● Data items
= = =

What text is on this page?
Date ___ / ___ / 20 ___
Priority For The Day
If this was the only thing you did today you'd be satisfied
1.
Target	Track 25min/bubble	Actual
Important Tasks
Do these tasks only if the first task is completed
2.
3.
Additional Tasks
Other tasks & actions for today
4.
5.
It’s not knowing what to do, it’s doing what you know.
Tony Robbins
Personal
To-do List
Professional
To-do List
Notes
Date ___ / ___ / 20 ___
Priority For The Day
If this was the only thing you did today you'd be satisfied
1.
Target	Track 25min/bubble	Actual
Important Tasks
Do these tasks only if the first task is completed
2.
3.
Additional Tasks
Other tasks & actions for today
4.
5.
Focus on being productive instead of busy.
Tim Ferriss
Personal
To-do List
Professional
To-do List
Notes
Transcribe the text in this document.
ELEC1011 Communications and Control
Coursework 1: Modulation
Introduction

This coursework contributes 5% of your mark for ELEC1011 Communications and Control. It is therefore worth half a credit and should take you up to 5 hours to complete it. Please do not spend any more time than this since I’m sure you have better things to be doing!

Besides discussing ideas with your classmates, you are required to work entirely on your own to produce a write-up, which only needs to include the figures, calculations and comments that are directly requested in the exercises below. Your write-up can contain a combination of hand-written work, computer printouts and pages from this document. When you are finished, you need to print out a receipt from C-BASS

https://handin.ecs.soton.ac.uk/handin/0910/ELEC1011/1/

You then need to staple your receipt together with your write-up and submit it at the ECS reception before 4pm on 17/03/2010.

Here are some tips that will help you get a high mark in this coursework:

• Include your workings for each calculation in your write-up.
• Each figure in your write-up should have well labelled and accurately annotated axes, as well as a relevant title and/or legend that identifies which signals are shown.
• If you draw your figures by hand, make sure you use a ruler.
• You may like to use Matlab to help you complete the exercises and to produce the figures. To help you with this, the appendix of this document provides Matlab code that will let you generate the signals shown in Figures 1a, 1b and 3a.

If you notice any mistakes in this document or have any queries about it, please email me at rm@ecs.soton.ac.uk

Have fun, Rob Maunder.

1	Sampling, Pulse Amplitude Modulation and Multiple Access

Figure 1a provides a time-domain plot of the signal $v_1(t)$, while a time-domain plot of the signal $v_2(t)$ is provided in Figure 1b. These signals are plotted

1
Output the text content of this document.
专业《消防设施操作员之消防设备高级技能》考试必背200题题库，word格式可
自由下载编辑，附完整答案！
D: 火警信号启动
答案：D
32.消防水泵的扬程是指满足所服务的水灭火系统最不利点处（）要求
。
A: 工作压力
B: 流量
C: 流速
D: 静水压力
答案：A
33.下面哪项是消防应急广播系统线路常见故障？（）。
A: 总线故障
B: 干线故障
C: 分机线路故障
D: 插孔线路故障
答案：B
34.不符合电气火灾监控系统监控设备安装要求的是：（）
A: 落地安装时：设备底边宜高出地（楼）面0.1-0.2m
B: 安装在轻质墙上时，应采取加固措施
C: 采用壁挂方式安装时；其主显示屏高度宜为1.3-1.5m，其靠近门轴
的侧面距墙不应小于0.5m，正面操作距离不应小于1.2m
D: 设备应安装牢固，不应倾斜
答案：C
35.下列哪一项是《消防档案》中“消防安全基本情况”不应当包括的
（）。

= = =

● Stated task
Retype each record exactly, leaving nothing out.

● Response to the exercise
What text is on this page?
Date ___ / ___ / 20 ___
Priority For The Day
If this was the only thing you did today you'd be satisfied
1.
Target	Track 25min/bubble	Actual
Important Tasks
Do these tasks only if the first task is completed
2.
3.
Additional Tasks
Other tasks & actions for today
4.
5.
It’s not knowing what to do, it’s doing what you know.
Tony Robbins
Personal
To-do List
Professional
To-do List
Notes
Date ___ / ___ / 20 ___
Priority For The Day
If this was the only thing you did today you'd be satisfied
1.
Target	Track 25min/bubble	Actual
Important Tasks
Do these tasks only if the first task is completed
2.
3.
Additional Tasks
Other tasks & actions for today
4.
5.
Focus on being productive instead of busy.
Tim Ferriss
Personal
To-do List
Professional
To-do List
Notes
Transcribe the text in this document.
ELEC1011 Communications and Control
Coursework 1: Modulation
Introduction

This coursework contributes 5% of your mark for ELEC1011 Communications and Control. It is therefore worth half a credit and should take you up to 5 hours to complete it. Please do not spend any more time than this since I’m sure you have better things to be doing!

Besides discussing ideas with your classmates, you are required to work entirely on your own to produce a write-up, which only needs to include the figures, calculations and comments that are directly requested in the exercises below. Your write-up can contain a combination of hand-written work, computer printouts and pages from this document. When you are finished, you need to print out a receipt from C-BASS

https://handin.ecs.soton.ac.uk/handin/0910/ELEC1011/1/

You then need to staple your receipt together with your write-up and submit it at the ECS reception before 4pm on 17/03/2010.

Here are some tips that will help you get a high mark in this coursework:

• Include your workings for each calculation in your write-up.
• Each figure in your write-up should have well labelled and accurately annotated axes, as well as a relevant title and/or legend that identifies which signals are shown.
• If you draw your figures by hand, make sure you use a ruler.
• You may like to use Matlab to help you complete the exercises and to produce the figures. To help you with this, the appendix of this document provides Matlab code that will let you generate the signals shown in Figures 1a, 1b and 3a.

If you notice any mistakes in this document or have any queries about it, please email me at rm@ecs.soton.ac.uk

Have fun, Rob Maunder.

1	Sampling, Pulse Amplitude Modulation and Multiple Access

Figure 1a provides a time-domain plot of the signal $v_1(t)$, while a time-domain plot of the signal $v_2(t)$ is provided in Figure 1b. These signals are plotted

1
Output the text content of this document.
专业《消防设施操作员之消防设备高级技能》考试必背200题题库，word格式可
自由下载编辑，附完整答案！
D: 火警信号启动
答案：D
32.消防水泵的扬程是指满足所服务的水灭火系统最不利点处（）要求
。
A: 工作压力
B: 流量
C: 流速
D: 静水压力
答案：A
33.下面哪项是消防应急广播系统线路常见故障？（）。
A: 总线故障
B: 干线故障
C: 分机线路故障
D: 插孔线路故障
答案：B
34.不符合电气火灾监控系统监控设备安装要求的是：（）
A: 落地安装时：设备底边宜高出地（楼）面0.1-0.2m
B: 安装在轻质墙上时，应采取加固措施
C: 采用壁挂方式安装时；其主显示屏高度宜为1.3-1.5m，其靠近门轴
的侧面距墙不应小于0.5m，正面操作距离不应小于1.2m
D: 设备应安装牢固，不应倾斜
答案：C
35.下列哪一项是《消防档案》中“消防安全基本情况”不应当包括的
（）。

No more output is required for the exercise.